Problem description → Please reproduce the passage in the thread on shared page tables below, everything from "On Tue, Jan" down to "to become significant.".

Extracted text →
⁂
Re: [RFC PATCH 0/6] Add support for shared PTEs across processes

Mike Rapoport <rppt@xxxxxxxxxx> · Sat, 22 Jan 2022 13:31:38 +0200

(added linux-api)

On Tue, Jan 18, 2022 at 02:19:12PM -0700, Khalid Aziz wrote:
> Page tables in kernel consume some of the memory and as long as
> number of mappings being maintained is small enough, this space
> consumed by page tables is not objectionable. When very few memory
> pages are shared between processes, the number of page table entries
> (PTEs) to maintain is mostly constrained by the number of pages of
> memory on the system. As the number of shared pages and the number
> of times pages are shared goes up, amount of memory consumed by page
> tables starts to become significant.
> 
> Some of the field deployments commonly see memory pages shared
> across 1000s of processes. On x86_64, each page requires a PTE that
> is only 8 bytes long which is very small compared to the 4K page
> size. When 2000 processes map the same page in their address space,
> each one of them requires 8 bytes for its PTE and together that adds
> up to 8K of memory just to hold the PTEs for one 4K page. On a
> database server with 300GB SGA, a system carsh was seen with
> out-of-memory condition when 1500+ clients tried to share this SGA
> even though the system had 512GB of memory. On this server, in the
> worst case scenario of all 1500 processes mapping every page from
> SGA would have required 878GB+ for just the PTEs. If these PTEs
> could be shared, amount of memory saved is very significant.
⁂
Given entries →
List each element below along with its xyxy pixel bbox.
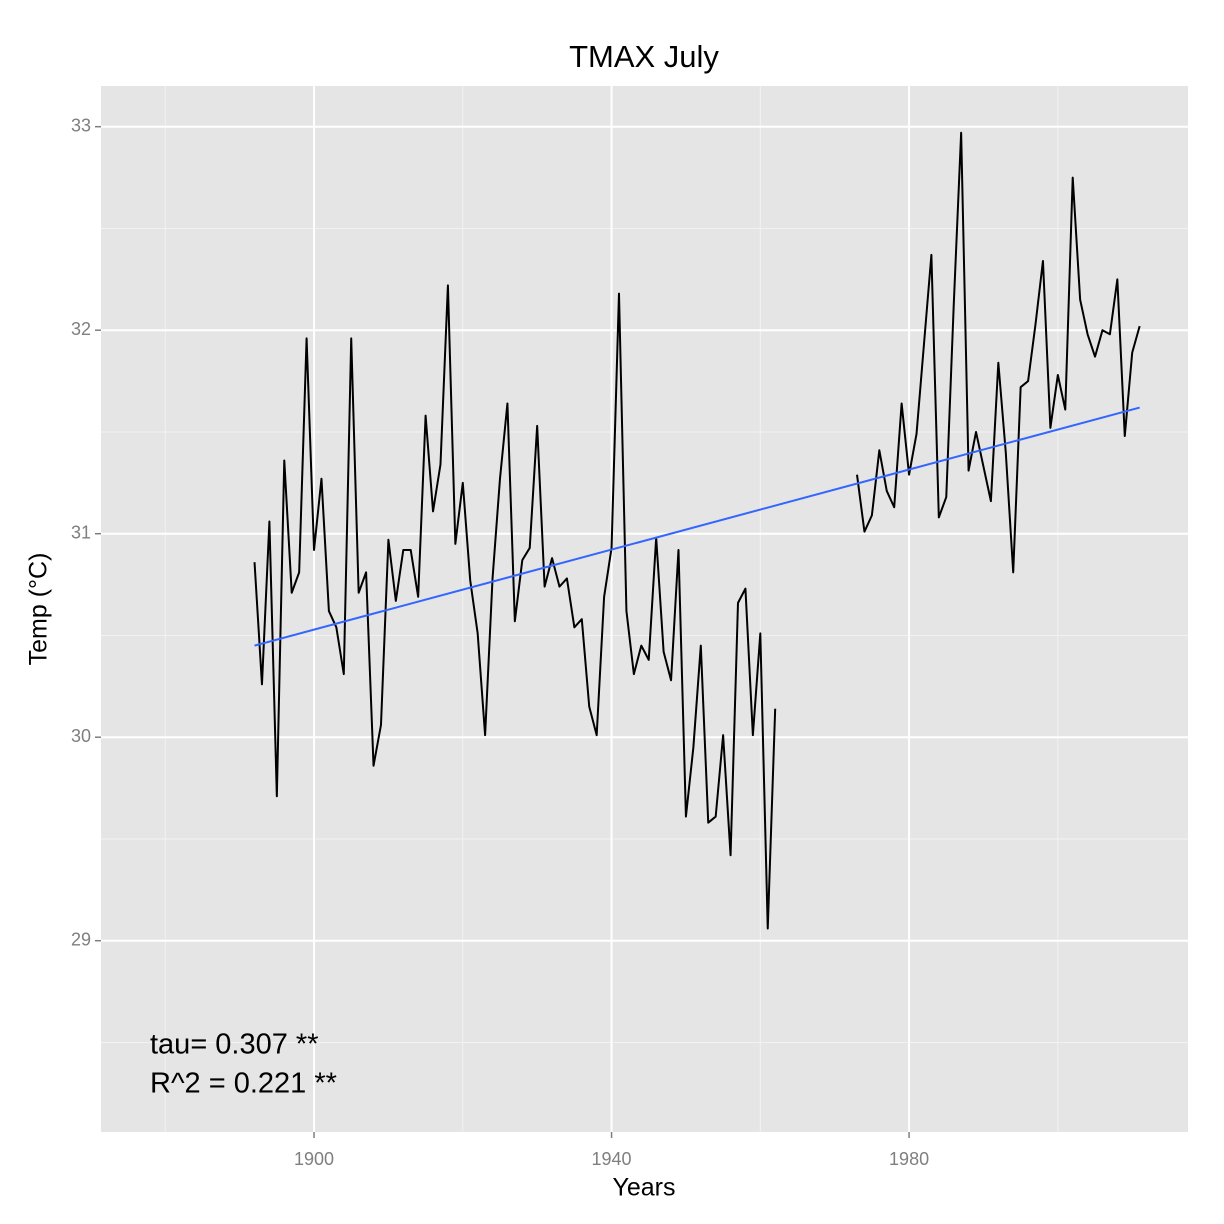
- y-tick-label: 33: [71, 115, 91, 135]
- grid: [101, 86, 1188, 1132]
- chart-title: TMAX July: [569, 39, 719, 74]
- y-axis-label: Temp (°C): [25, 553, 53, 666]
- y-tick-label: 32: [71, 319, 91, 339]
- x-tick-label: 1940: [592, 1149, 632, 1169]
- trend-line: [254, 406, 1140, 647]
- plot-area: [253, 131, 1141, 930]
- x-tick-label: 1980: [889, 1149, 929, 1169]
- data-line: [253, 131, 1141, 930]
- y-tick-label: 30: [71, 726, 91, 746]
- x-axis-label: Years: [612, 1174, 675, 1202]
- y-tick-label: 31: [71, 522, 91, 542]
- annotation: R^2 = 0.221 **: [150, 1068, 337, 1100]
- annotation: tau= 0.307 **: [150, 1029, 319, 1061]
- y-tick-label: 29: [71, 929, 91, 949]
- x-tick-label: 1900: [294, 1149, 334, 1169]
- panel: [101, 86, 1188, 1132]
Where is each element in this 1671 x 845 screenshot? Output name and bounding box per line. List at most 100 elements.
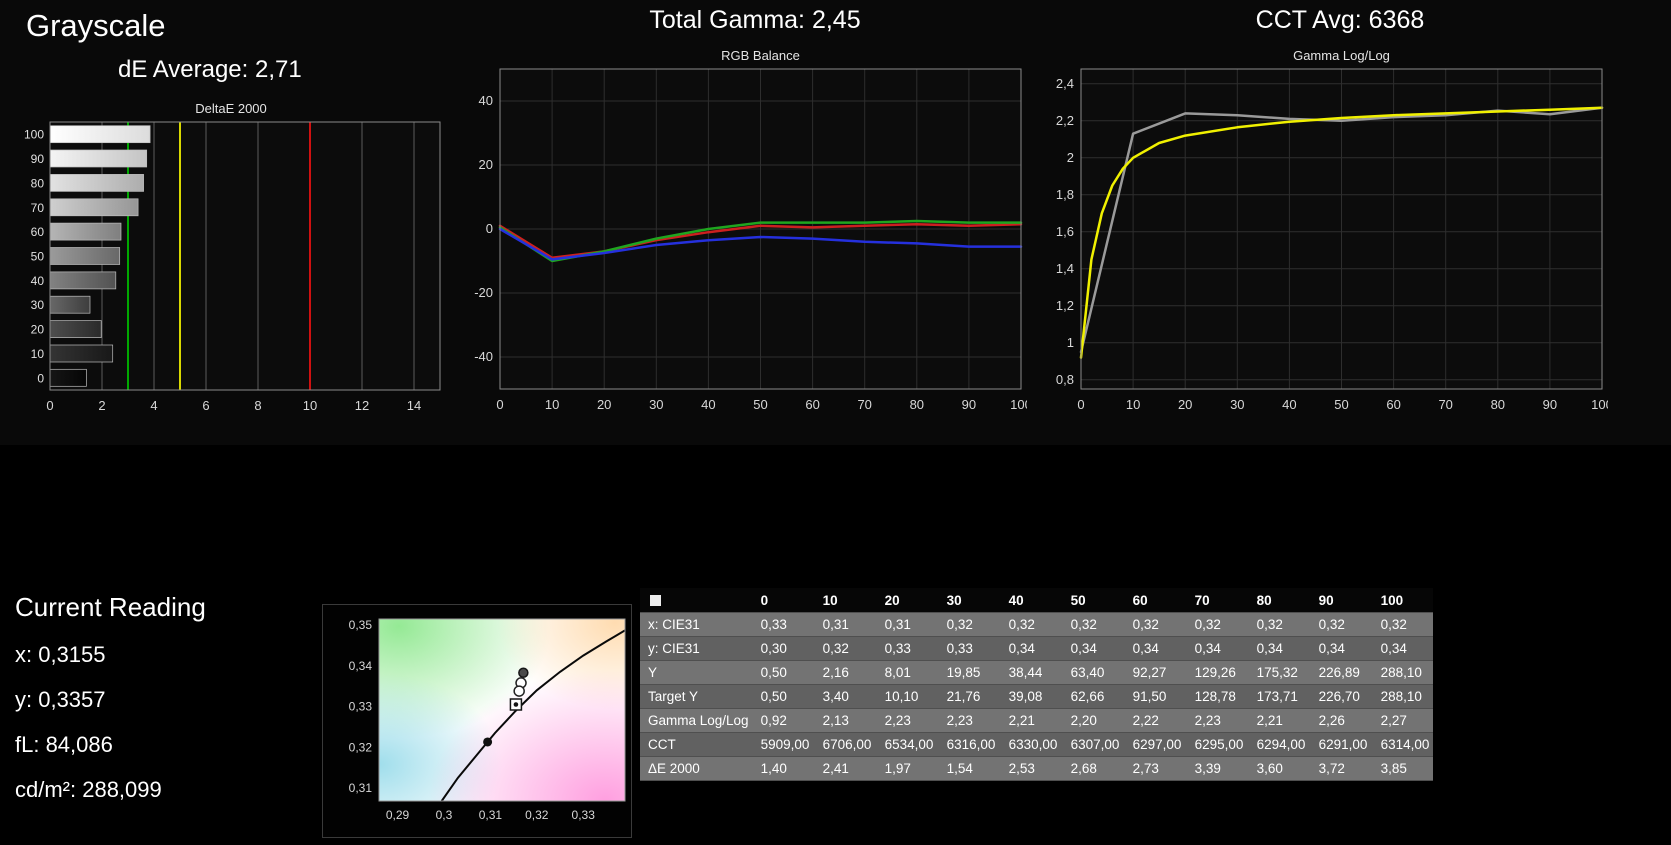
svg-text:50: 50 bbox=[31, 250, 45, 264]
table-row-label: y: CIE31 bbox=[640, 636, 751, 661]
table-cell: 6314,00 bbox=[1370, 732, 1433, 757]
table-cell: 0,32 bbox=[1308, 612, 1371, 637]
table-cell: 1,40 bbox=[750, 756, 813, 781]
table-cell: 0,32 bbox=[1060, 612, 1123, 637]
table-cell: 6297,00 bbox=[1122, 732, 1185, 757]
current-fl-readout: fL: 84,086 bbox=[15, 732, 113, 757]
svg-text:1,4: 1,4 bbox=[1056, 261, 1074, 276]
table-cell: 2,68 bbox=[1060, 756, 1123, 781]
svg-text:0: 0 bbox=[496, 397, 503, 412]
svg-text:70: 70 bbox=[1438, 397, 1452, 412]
⁂
The answer →
On Tue, Jan 18, 2022 at 02:19:12PM -0700, Khalid Aziz wrote:
> Page tables in kernel consume some of the memory and as long as
> number of mappings being maintained is small enough, this space
> consumed by page tables is not objectionable. When very few memory
> pages are shared between processes, the number of page table entries
> (PTEs) to maintain is mostly constrained by the number of pages of
> memory on the system. As the number of shared pages and the number
> of times pages are shared goes up, amount of memory consumed by page
> tables starts to become significant.